----- DATA ENTRIES

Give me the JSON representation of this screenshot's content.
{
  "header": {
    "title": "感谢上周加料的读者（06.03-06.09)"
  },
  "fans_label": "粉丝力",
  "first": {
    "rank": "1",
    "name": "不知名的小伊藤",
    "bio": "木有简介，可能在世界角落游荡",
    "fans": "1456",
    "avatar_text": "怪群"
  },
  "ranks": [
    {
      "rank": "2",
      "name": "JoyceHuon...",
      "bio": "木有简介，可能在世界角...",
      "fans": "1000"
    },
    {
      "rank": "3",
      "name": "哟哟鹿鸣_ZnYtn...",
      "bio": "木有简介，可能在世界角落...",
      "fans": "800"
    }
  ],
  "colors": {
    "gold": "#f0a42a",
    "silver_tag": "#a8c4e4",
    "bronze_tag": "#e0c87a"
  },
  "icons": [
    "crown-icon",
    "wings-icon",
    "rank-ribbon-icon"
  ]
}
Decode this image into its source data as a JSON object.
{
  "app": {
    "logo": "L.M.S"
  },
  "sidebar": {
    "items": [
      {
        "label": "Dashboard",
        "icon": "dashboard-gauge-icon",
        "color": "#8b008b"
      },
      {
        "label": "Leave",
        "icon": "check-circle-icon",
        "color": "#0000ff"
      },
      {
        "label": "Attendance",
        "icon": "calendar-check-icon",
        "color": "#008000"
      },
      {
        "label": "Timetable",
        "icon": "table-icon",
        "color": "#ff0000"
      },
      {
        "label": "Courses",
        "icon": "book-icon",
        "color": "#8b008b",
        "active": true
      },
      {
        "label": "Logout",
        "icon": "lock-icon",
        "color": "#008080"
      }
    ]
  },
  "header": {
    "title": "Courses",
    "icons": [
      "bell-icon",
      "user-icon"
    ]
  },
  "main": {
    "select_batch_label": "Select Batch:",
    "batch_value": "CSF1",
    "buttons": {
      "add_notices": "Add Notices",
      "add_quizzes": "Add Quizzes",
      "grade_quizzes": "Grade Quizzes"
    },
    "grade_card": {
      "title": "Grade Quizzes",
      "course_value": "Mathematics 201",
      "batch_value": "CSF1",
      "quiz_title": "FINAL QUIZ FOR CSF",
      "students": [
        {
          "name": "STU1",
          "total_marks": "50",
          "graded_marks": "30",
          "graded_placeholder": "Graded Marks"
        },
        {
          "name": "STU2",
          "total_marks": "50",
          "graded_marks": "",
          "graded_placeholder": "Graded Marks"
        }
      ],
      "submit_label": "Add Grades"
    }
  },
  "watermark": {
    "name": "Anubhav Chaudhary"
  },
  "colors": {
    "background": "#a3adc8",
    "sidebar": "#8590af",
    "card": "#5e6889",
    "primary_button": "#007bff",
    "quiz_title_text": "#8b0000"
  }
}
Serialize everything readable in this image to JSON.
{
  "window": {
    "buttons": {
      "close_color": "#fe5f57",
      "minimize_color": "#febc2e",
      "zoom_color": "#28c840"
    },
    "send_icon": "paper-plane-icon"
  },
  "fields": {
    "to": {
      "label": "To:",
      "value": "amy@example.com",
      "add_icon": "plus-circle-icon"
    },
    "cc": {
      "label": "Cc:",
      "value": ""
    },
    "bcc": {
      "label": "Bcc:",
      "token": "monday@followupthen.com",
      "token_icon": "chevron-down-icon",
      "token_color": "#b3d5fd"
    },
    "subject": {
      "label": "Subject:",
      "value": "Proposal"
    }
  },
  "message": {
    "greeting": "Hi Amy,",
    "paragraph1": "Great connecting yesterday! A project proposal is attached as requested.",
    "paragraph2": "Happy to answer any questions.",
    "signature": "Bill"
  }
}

----------

◆ WHAT IS NEEDED:
Copy out every line holding the string "JSON".

◆ REPLY:
Give me the JSON representation of this screenshot's content.
Decode this image into its source data as a JSON object.
Serialize everything readable in this image to JSON.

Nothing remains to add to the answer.